Reproduce the entries below with every occurrence of "Validation Loss" replaced by "Val Loss", keeping all other text the same.

▶ Given data:
+---+

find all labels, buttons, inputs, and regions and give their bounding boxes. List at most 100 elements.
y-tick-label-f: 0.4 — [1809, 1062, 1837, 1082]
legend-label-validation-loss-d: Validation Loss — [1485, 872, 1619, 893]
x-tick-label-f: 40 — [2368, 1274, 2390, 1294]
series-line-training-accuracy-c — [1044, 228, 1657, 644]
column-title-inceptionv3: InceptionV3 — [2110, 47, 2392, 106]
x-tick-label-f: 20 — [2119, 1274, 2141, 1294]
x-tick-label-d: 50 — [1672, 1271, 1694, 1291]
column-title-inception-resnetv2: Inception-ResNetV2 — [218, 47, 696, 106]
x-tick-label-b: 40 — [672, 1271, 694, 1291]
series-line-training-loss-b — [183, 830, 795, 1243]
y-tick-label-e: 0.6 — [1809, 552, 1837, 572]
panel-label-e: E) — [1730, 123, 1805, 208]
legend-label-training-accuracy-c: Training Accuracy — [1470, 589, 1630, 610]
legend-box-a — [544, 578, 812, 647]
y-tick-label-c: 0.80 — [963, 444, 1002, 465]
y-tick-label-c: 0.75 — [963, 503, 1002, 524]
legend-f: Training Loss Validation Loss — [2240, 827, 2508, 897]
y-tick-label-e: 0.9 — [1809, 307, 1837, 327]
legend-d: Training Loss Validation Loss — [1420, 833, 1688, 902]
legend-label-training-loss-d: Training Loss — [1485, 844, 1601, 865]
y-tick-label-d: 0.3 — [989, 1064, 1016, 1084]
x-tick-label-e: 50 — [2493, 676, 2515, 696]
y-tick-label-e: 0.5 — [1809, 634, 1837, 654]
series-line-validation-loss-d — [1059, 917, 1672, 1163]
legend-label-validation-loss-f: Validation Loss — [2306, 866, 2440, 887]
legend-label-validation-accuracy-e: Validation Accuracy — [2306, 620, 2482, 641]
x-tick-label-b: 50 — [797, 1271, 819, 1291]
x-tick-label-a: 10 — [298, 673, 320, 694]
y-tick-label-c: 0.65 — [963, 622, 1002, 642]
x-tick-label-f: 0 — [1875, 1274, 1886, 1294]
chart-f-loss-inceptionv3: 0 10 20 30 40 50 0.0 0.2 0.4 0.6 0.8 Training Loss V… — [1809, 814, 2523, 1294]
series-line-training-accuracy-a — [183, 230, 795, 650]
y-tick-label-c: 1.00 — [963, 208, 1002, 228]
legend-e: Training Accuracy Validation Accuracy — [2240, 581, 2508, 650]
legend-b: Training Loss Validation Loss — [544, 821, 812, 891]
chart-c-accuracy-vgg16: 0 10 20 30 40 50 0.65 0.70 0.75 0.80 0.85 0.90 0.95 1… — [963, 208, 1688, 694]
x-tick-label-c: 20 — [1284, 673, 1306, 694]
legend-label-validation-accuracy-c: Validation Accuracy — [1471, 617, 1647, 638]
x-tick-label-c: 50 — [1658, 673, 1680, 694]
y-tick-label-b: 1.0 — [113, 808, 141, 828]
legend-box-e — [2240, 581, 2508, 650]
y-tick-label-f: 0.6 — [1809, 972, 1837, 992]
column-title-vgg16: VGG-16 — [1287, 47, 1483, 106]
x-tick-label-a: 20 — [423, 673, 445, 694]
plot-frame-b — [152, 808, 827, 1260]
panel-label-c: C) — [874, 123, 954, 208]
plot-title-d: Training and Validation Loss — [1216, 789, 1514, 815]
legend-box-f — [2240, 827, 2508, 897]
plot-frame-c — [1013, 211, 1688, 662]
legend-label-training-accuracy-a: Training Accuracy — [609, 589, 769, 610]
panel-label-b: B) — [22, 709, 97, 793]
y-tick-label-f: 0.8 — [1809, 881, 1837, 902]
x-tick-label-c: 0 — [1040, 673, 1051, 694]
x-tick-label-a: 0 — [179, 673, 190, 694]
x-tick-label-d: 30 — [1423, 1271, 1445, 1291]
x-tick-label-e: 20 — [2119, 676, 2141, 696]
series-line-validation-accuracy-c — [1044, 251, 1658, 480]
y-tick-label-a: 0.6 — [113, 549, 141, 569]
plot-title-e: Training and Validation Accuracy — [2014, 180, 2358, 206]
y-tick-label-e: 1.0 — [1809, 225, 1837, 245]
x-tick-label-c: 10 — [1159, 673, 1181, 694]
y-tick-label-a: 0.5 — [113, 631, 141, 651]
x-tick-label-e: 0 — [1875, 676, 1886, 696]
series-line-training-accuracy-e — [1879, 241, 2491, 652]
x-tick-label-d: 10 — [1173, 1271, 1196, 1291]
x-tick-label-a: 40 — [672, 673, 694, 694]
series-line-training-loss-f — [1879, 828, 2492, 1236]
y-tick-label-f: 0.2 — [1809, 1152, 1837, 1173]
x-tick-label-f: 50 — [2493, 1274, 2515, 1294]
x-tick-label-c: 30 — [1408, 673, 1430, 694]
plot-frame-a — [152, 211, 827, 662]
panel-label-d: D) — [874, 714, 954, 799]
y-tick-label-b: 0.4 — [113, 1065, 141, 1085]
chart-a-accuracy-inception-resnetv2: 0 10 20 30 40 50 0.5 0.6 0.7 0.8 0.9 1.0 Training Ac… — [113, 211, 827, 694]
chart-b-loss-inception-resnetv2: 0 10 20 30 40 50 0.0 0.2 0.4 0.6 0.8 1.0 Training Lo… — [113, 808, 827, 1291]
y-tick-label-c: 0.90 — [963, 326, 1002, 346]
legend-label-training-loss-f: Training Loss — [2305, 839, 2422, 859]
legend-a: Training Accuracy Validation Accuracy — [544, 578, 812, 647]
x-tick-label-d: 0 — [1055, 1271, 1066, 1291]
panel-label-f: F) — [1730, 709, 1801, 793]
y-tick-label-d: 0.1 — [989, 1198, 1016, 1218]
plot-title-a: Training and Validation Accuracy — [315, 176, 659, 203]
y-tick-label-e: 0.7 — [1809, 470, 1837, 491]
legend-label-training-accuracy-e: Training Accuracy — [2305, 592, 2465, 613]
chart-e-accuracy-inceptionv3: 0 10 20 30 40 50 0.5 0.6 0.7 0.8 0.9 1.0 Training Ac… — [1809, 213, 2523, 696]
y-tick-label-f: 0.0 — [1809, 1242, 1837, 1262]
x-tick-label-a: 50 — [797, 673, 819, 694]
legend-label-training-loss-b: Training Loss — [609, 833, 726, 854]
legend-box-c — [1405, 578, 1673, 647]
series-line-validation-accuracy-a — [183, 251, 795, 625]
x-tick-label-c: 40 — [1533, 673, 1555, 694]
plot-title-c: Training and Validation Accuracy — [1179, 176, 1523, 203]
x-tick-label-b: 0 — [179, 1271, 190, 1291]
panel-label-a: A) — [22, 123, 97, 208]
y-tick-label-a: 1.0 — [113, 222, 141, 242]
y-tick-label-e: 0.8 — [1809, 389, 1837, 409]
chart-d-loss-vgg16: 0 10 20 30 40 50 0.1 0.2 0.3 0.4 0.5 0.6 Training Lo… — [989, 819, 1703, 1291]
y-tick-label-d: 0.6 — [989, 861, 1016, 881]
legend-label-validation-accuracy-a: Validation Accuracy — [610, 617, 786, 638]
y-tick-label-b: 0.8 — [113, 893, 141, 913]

+---+

▶ Correct response:
find all labels, buttons, inputs, and regions and give their bounding boxes. List at most 100 elements.
y-tick-label-f: 0.4 — [1809, 1062, 1837, 1082]
legend-label-validation-loss-d: Val Loss — [1485, 872, 1619, 893]
x-tick-label-f: 40 — [2368, 1274, 2390, 1294]
series-line-training-accuracy-c — [1044, 228, 1657, 644]
column-title-inceptionv3: InceptionV3 — [2110, 47, 2392, 106]
x-tick-label-f: 20 — [2119, 1274, 2141, 1294]
x-tick-label-d: 50 — [1672, 1271, 1694, 1291]
column-title-inception-resnetv2: Inception-ResNetV2 — [218, 47, 696, 106]
x-tick-label-b: 40 — [672, 1271, 694, 1291]
series-line-training-loss-b — [183, 830, 795, 1243]
y-tick-label-e: 0.6 — [1809, 552, 1837, 572]
panel-label-e: E) — [1730, 123, 1805, 208]
legend-label-training-accuracy-c: Training Accuracy — [1470, 589, 1630, 610]
legend-box-a — [544, 578, 812, 647]
y-tick-label-c: 0.80 — [963, 444, 1002, 465]
y-tick-label-c: 0.75 — [963, 503, 1002, 524]
legend-f: Training Loss Val Loss — [2240, 827, 2508, 897]
y-tick-label-e: 0.9 — [1809, 307, 1837, 327]
legend-d: Training Loss Val Loss — [1420, 833, 1688, 902]
legend-label-training-loss-d: Training Loss — [1485, 844, 1601, 865]
y-tick-label-d: 0.3 — [989, 1064, 1016, 1084]
x-tick-label-e: 50 — [2493, 676, 2515, 696]
y-tick-label-e: 0.5 — [1809, 634, 1837, 654]
series-line-validation-loss-d — [1059, 917, 1672, 1163]
legend-label-validation-loss-f: Val Loss — [2306, 866, 2440, 887]
legend-label-validation-accuracy-e: Validation Accuracy — [2306, 620, 2482, 641]
x-tick-label-b: 50 — [797, 1271, 819, 1291]
x-tick-label-a: 10 — [298, 673, 320, 694]
y-tick-label-c: 0.65 — [963, 622, 1002, 642]
x-tick-label-f: 0 — [1875, 1274, 1886, 1294]
chart-f-loss-inceptionv3: 0 10 20 30 40 50 0.0 0.2 0.4 0.6 0.8 Training Loss V… — [1809, 814, 2523, 1294]
series-line-training-accuracy-a — [183, 230, 795, 650]
y-tick-label-c: 1.00 — [963, 208, 1002, 228]
legend-e: Training Accuracy Validation Accuracy — [2240, 581, 2508, 650]
legend-b: Training Loss Val Loss — [544, 821, 812, 891]
chart-c-accuracy-vgg16: 0 10 20 30 40 50 0.65 0.70 0.75 0.80 0.85 0.90 0.95 1… — [963, 208, 1688, 694]
x-tick-label-c: 20 — [1284, 673, 1306, 694]
legend-label-validation-accuracy-c: Validation Accuracy — [1471, 617, 1647, 638]
x-tick-label-c: 50 — [1658, 673, 1680, 694]
y-tick-label-b: 1.0 — [113, 808, 141, 828]
legend-box-e — [2240, 581, 2508, 650]
y-tick-label-f: 0.6 — [1809, 972, 1837, 992]
column-title-vgg16: VGG-16 — [1287, 47, 1483, 106]
x-tick-label-a: 20 — [423, 673, 445, 694]
plot-frame-b — [152, 808, 827, 1260]
panel-label-c: C) — [874, 123, 954, 208]
plot-title-d: Training and Val Loss — [1216, 789, 1514, 815]
legend-box-f — [2240, 827, 2508, 897]
plot-frame-c — [1013, 211, 1688, 662]
legend-label-training-accuracy-a: Training Accuracy — [609, 589, 769, 610]
panel-label-b: B) — [22, 709, 97, 793]
y-tick-label-f: 0.8 — [1809, 881, 1837, 902]
x-tick-label-c: 0 — [1040, 673, 1051, 694]
x-tick-label-a: 0 — [179, 673, 190, 694]
x-tick-label-d: 30 — [1423, 1271, 1445, 1291]
x-tick-label-e: 20 — [2119, 676, 2141, 696]
series-line-validation-accuracy-c — [1044, 251, 1658, 480]
y-tick-label-a: 0.6 — [113, 549, 141, 569]
plot-title-e: Training and Validation Accuracy — [2014, 180, 2358, 206]
y-tick-label-e: 1.0 — [1809, 225, 1837, 245]
x-tick-label-c: 10 — [1159, 673, 1181, 694]
y-tick-label-a: 0.5 — [113, 631, 141, 651]
x-tick-label-e: 0 — [1875, 676, 1886, 696]
series-line-training-accuracy-e — [1879, 241, 2491, 652]
x-tick-label-d: 10 — [1173, 1271, 1196, 1291]
x-tick-label-a: 40 — [672, 673, 694, 694]
series-line-training-loss-f — [1879, 828, 2492, 1236]
y-tick-label-f: 0.2 — [1809, 1152, 1837, 1173]
x-tick-label-f: 50 — [2493, 1274, 2515, 1294]
x-tick-label-c: 30 — [1408, 673, 1430, 694]
plot-frame-a — [152, 211, 827, 662]
panel-label-d: D) — [874, 714, 954, 799]
y-tick-label-b: 0.4 — [113, 1065, 141, 1085]
chart-a-accuracy-inception-resnetv2: 0 10 20 30 40 50 0.5 0.6 0.7 0.8 0.9 1.0 Training Ac… — [113, 211, 827, 694]
chart-b-loss-inception-resnetv2: 0 10 20 30 40 50 0.0 0.2 0.4 0.6 0.8 1.0 Training Lo… — [113, 808, 827, 1291]
y-tick-label-c: 0.90 — [963, 326, 1002, 346]
legend-label-training-loss-f: Training Loss — [2305, 839, 2422, 859]
legend-a: Training Accuracy Validation Accuracy — [544, 578, 812, 647]
x-tick-label-d: 0 — [1055, 1271, 1066, 1291]
panel-label-f: F) — [1730, 709, 1801, 793]
y-tick-label-d: 0.1 — [989, 1198, 1016, 1218]
plot-title-a: Training and Validation Accuracy — [315, 176, 659, 203]
y-tick-label-e: 0.7 — [1809, 470, 1837, 491]
legend-label-training-accuracy-e: Training Accuracy — [2305, 592, 2465, 613]
chart-e-accuracy-inceptionv3: 0 10 20 30 40 50 0.5 0.6 0.7 0.8 0.9 1.0 Training Ac… — [1809, 213, 2523, 696]
y-tick-label-f: 0.0 — [1809, 1242, 1837, 1262]
x-tick-label-a: 50 — [797, 673, 819, 694]
legend-label-training-loss-b: Training Loss — [609, 833, 726, 854]
legend-box-c — [1405, 578, 1673, 647]
series-line-validation-accuracy-a — [183, 251, 795, 625]
x-tick-label-c: 40 — [1533, 673, 1555, 694]
plot-title-c: Training and Validation Accuracy — [1179, 176, 1523, 203]
x-tick-label-b: 0 — [179, 1271, 190, 1291]
panel-label-a: A) — [22, 123, 97, 208]
y-tick-label-a: 1.0 — [113, 222, 141, 242]
y-tick-label-e: 0.8 — [1809, 389, 1837, 409]
chart-d-loss-vgg16: 0 10 20 30 40 50 0.1 0.2 0.3 0.4 0.5 0.6 Training Lo… — [989, 819, 1703, 1291]
y-tick-label-d: 0.6 — [989, 861, 1016, 881]
legend-label-validation-accuracy-a: Validation Accuracy — [610, 617, 786, 638]
y-tick-label-b: 0.8 — [113, 893, 141, 913]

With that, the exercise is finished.